SUPPLIED RECORDS –
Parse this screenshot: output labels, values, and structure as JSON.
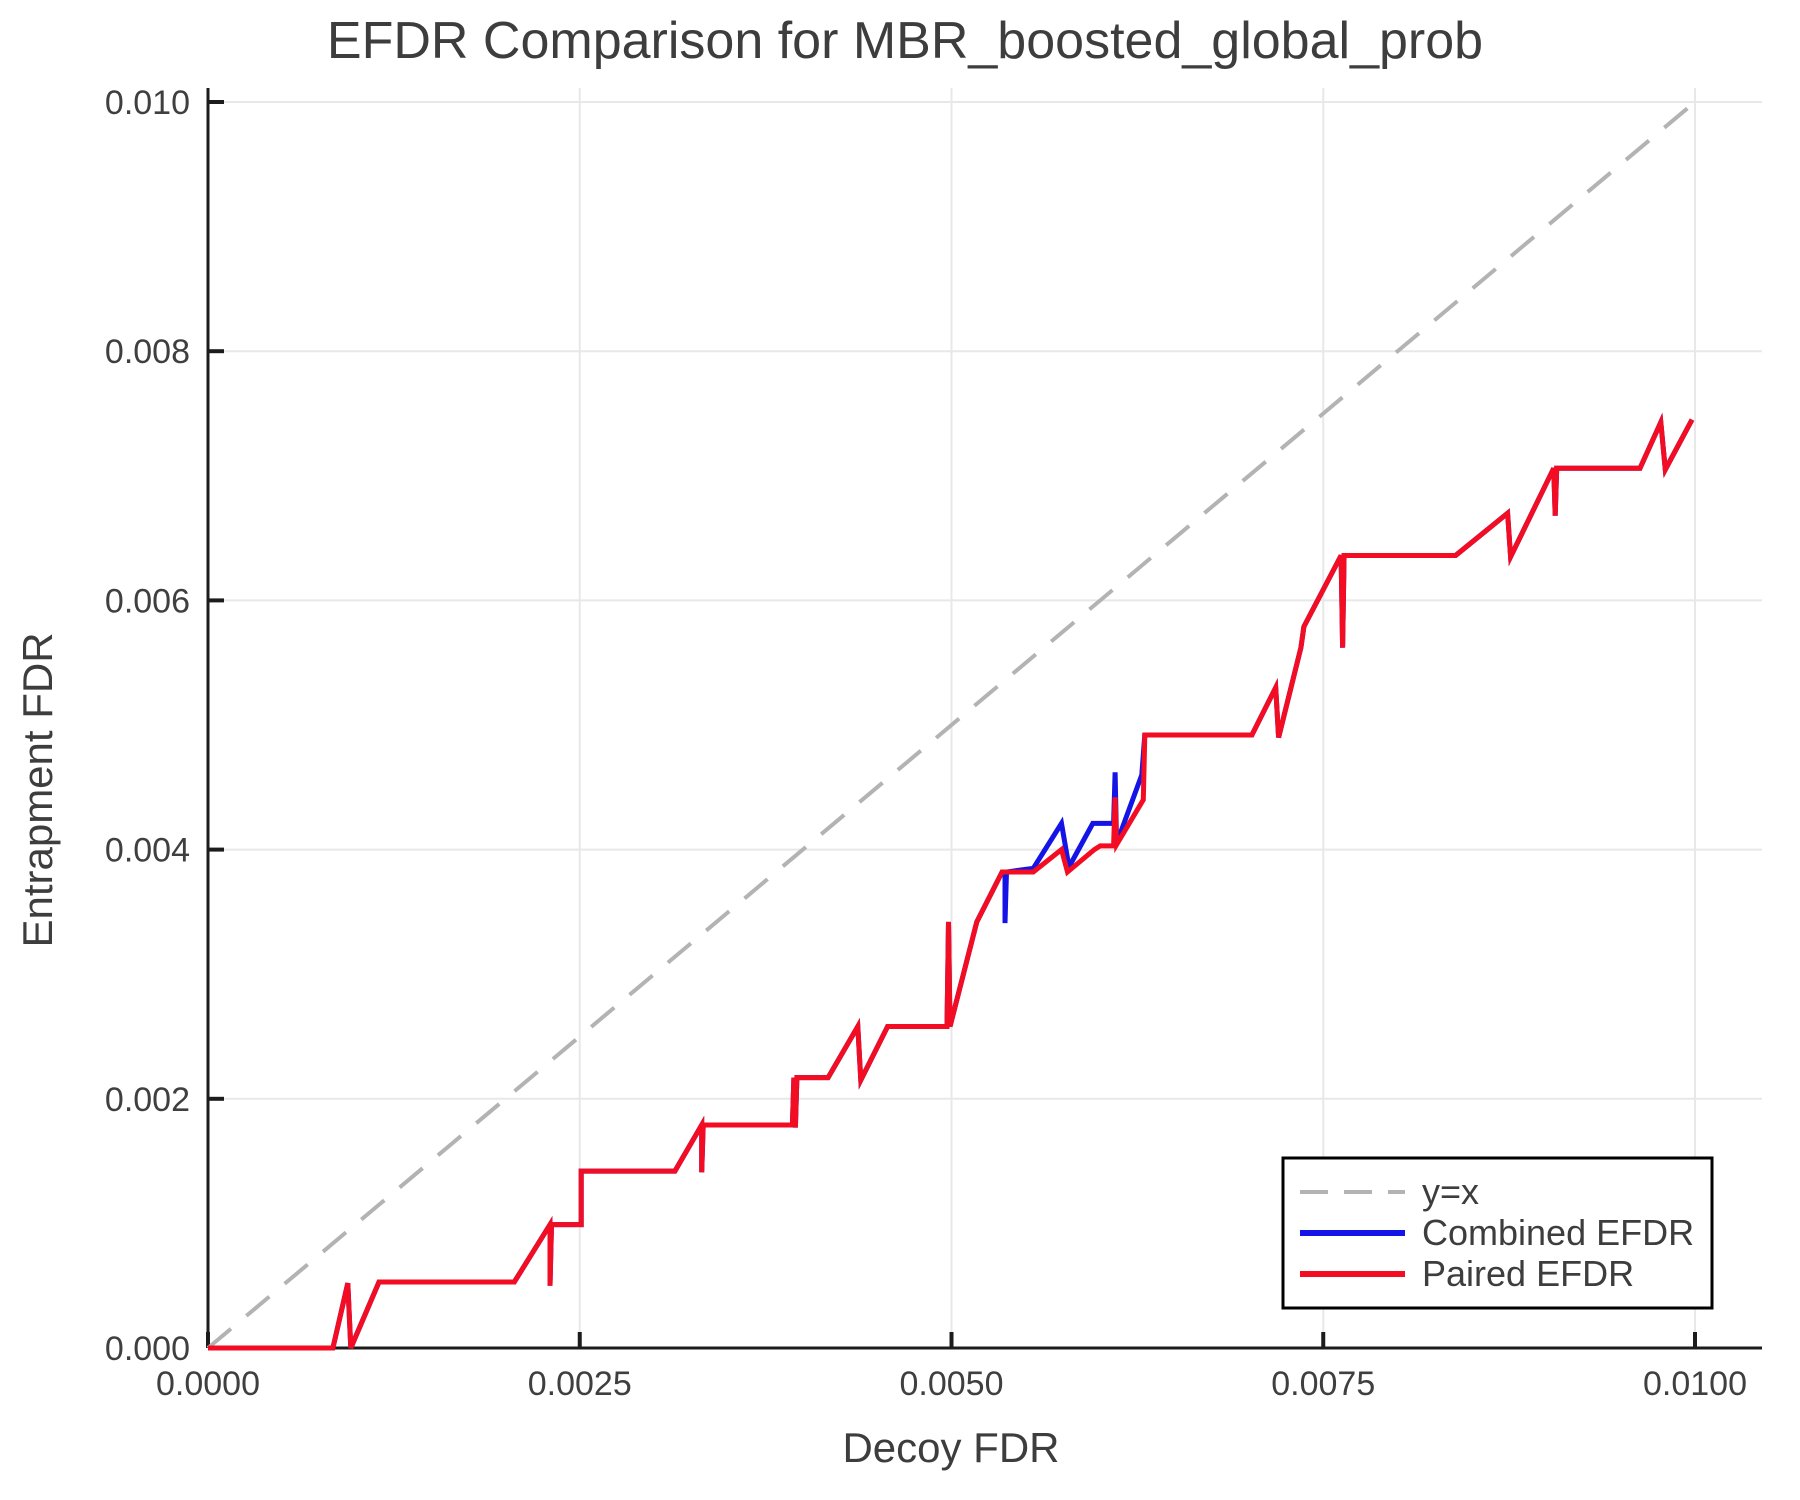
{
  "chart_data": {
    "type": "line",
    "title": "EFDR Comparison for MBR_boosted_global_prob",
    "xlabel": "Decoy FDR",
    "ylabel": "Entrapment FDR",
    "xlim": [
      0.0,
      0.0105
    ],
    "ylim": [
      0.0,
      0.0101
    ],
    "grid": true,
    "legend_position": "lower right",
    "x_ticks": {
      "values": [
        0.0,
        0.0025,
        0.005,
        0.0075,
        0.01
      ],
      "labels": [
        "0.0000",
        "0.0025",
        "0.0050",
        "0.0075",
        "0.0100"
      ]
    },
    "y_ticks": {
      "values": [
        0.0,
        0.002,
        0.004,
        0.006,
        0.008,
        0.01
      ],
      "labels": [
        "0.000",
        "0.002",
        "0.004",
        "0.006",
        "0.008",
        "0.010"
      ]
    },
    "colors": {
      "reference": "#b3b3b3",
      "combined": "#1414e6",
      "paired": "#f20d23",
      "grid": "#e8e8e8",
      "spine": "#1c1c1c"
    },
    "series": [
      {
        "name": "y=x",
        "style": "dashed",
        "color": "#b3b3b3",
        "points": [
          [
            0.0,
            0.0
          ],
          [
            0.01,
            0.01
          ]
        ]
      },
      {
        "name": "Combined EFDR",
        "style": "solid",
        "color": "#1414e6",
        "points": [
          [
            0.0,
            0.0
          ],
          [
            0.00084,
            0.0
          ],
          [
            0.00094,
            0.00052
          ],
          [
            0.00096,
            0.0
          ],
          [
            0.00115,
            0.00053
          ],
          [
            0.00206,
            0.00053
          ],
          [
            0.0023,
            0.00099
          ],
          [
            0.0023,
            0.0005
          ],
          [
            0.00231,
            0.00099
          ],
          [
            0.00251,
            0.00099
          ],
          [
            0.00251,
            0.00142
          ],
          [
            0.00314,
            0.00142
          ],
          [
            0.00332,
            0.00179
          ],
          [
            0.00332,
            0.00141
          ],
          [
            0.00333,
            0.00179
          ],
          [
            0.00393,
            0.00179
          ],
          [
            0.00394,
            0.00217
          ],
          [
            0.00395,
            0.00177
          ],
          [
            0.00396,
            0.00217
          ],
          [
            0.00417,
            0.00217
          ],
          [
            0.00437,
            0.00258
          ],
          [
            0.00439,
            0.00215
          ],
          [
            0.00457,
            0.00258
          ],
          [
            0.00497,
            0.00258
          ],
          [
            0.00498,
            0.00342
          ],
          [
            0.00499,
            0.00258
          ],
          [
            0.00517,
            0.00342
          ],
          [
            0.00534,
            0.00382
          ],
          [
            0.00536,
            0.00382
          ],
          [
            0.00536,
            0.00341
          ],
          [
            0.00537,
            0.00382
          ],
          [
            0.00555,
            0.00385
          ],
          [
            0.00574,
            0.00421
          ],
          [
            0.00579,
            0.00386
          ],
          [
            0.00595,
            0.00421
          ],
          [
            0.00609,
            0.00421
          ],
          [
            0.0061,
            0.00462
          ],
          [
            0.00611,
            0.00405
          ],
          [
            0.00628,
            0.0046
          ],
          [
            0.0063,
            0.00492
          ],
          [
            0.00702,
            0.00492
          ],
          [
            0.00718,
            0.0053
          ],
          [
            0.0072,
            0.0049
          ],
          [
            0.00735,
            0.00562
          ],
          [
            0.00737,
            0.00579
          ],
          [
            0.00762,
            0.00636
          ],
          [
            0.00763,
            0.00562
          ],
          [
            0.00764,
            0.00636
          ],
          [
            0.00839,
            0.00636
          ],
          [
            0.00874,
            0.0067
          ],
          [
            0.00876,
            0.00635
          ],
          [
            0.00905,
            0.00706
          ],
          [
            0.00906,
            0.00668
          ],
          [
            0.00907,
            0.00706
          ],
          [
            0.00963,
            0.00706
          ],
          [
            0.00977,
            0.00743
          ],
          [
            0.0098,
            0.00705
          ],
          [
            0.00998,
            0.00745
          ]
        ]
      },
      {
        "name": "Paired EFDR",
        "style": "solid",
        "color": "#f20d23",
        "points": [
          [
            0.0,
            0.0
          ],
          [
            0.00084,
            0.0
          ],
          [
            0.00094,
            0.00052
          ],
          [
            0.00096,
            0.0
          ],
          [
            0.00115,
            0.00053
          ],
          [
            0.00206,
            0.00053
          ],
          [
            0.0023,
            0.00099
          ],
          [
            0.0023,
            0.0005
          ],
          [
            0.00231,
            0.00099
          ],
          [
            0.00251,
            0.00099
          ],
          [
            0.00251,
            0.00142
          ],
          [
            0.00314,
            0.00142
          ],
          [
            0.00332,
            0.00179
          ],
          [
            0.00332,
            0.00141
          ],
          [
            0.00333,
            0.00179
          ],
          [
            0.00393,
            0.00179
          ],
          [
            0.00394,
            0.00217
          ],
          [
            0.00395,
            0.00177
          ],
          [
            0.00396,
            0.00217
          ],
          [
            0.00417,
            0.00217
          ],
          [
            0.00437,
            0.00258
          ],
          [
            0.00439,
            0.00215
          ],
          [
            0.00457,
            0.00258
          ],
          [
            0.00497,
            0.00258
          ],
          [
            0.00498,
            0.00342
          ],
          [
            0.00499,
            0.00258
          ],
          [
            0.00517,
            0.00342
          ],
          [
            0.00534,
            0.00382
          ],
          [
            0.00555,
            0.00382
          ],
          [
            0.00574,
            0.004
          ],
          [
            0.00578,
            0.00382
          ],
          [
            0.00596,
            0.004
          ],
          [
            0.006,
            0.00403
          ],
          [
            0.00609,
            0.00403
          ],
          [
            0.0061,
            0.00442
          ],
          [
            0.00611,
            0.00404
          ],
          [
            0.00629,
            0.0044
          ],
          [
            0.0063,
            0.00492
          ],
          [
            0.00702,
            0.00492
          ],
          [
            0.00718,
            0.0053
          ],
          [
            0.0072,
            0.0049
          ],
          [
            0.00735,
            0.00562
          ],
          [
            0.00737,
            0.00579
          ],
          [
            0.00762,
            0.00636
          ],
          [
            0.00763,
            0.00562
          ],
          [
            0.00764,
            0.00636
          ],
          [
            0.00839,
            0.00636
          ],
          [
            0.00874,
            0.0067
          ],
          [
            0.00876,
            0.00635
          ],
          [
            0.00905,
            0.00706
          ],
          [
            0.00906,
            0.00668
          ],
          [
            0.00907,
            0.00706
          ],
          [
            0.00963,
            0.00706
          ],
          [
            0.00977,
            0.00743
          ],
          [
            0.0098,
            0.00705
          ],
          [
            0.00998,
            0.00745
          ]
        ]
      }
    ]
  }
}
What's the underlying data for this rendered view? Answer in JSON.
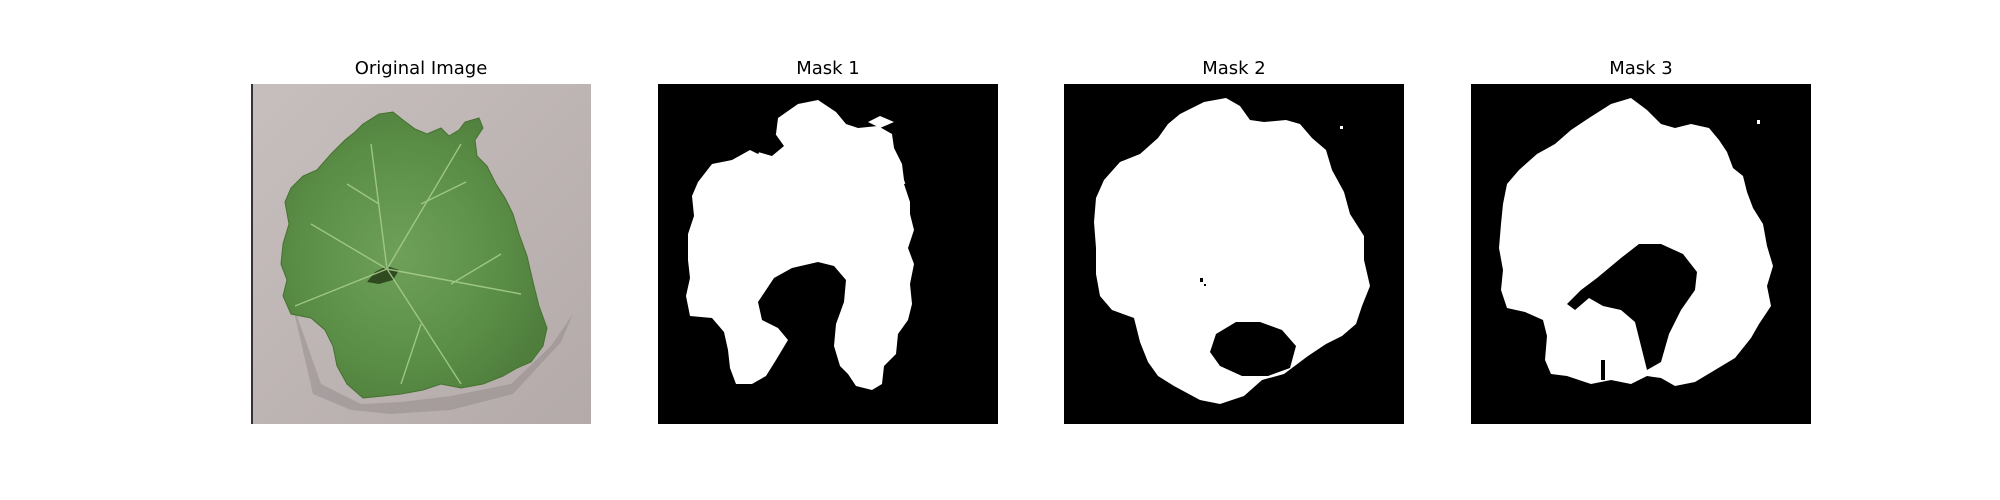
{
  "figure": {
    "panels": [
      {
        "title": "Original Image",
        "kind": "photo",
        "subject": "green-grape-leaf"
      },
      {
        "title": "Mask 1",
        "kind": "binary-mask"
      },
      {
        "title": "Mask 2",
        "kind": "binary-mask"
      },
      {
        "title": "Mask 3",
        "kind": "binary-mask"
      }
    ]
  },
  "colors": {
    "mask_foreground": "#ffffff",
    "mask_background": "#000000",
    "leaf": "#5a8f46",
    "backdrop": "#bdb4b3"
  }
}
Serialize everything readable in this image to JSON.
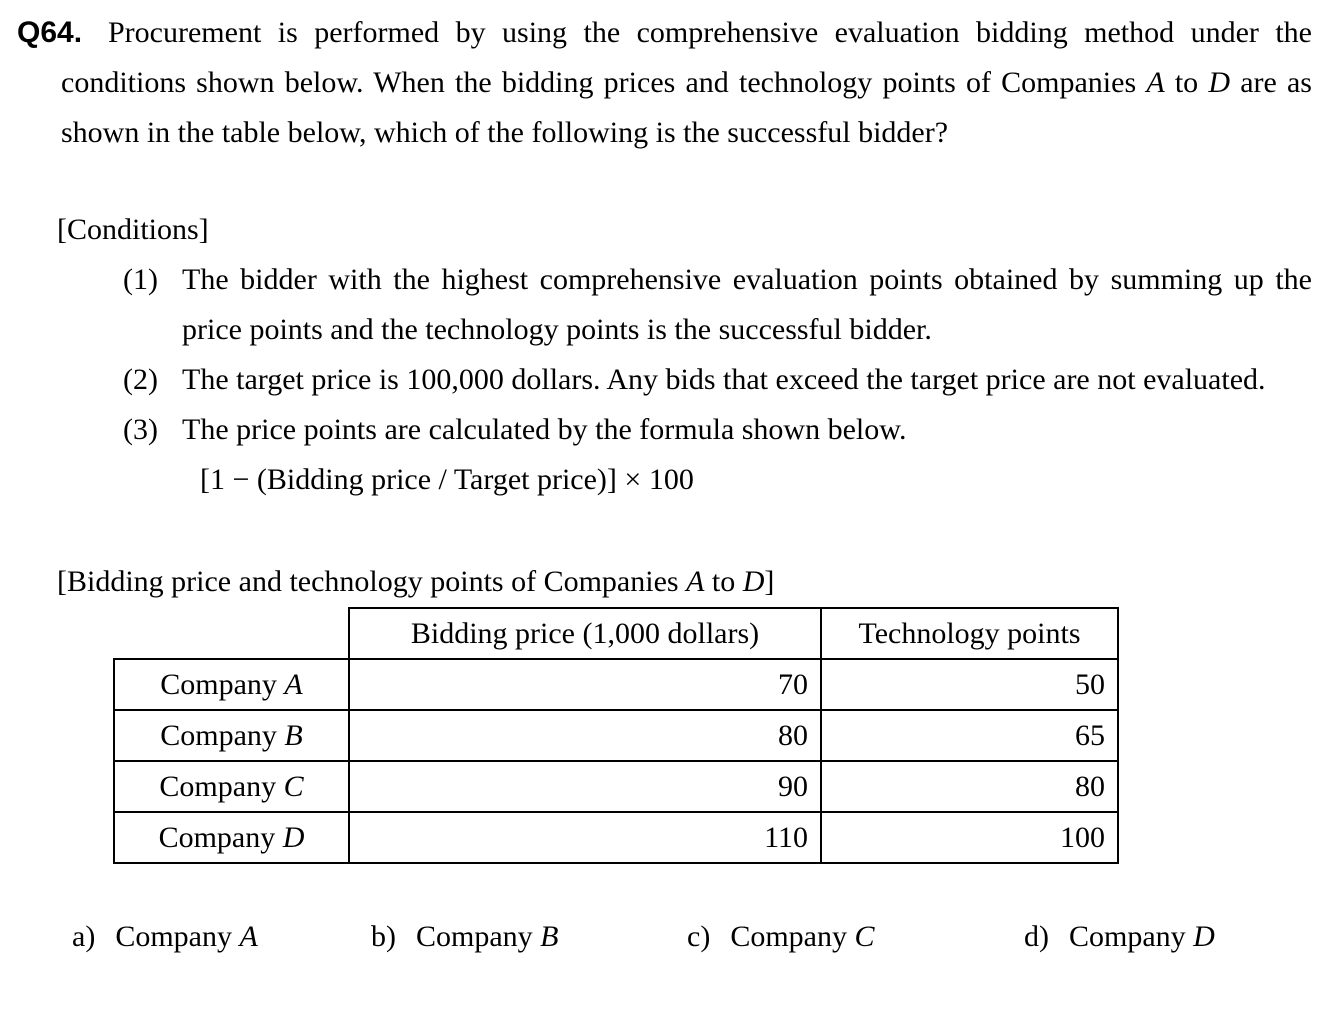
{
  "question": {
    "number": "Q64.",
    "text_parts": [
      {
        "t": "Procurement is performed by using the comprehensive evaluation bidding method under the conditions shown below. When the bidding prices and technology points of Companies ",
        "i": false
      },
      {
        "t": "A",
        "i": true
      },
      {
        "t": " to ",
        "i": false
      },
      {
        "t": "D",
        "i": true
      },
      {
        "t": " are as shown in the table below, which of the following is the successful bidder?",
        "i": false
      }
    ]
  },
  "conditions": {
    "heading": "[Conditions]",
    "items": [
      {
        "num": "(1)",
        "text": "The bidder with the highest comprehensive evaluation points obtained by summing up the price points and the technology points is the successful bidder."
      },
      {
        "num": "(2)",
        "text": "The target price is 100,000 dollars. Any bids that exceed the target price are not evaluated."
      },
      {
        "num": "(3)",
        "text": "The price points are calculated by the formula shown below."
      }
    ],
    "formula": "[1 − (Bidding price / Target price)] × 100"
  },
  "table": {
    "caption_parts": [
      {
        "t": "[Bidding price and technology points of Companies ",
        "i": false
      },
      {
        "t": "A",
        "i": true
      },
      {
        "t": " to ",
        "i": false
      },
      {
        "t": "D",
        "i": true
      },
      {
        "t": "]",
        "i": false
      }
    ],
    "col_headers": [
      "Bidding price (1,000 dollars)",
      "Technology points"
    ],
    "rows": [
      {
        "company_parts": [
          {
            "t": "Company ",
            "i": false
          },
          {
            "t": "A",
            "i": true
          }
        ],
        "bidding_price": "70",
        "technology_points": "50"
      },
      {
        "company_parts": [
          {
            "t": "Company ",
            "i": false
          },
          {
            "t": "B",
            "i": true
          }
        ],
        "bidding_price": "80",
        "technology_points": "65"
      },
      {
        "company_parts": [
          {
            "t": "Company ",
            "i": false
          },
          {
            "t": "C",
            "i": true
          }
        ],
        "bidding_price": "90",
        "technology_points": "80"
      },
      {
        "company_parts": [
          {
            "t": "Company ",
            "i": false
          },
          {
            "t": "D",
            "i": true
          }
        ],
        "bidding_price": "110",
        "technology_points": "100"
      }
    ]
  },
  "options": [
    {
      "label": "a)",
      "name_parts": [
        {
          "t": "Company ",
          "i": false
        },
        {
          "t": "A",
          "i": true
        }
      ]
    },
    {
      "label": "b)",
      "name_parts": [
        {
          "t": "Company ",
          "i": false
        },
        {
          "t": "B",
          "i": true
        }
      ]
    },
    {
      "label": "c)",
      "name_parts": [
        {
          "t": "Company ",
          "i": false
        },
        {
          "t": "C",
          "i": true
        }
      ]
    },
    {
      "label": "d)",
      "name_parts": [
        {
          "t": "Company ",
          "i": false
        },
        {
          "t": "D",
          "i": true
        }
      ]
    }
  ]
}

EXERCISE PROMPT – Copy every line above in which the string "table" shows up.

RESPONSE TO THE TASK –
        "t": " are as shown in the table below, which of the following is the successful bidder?",
  "table": {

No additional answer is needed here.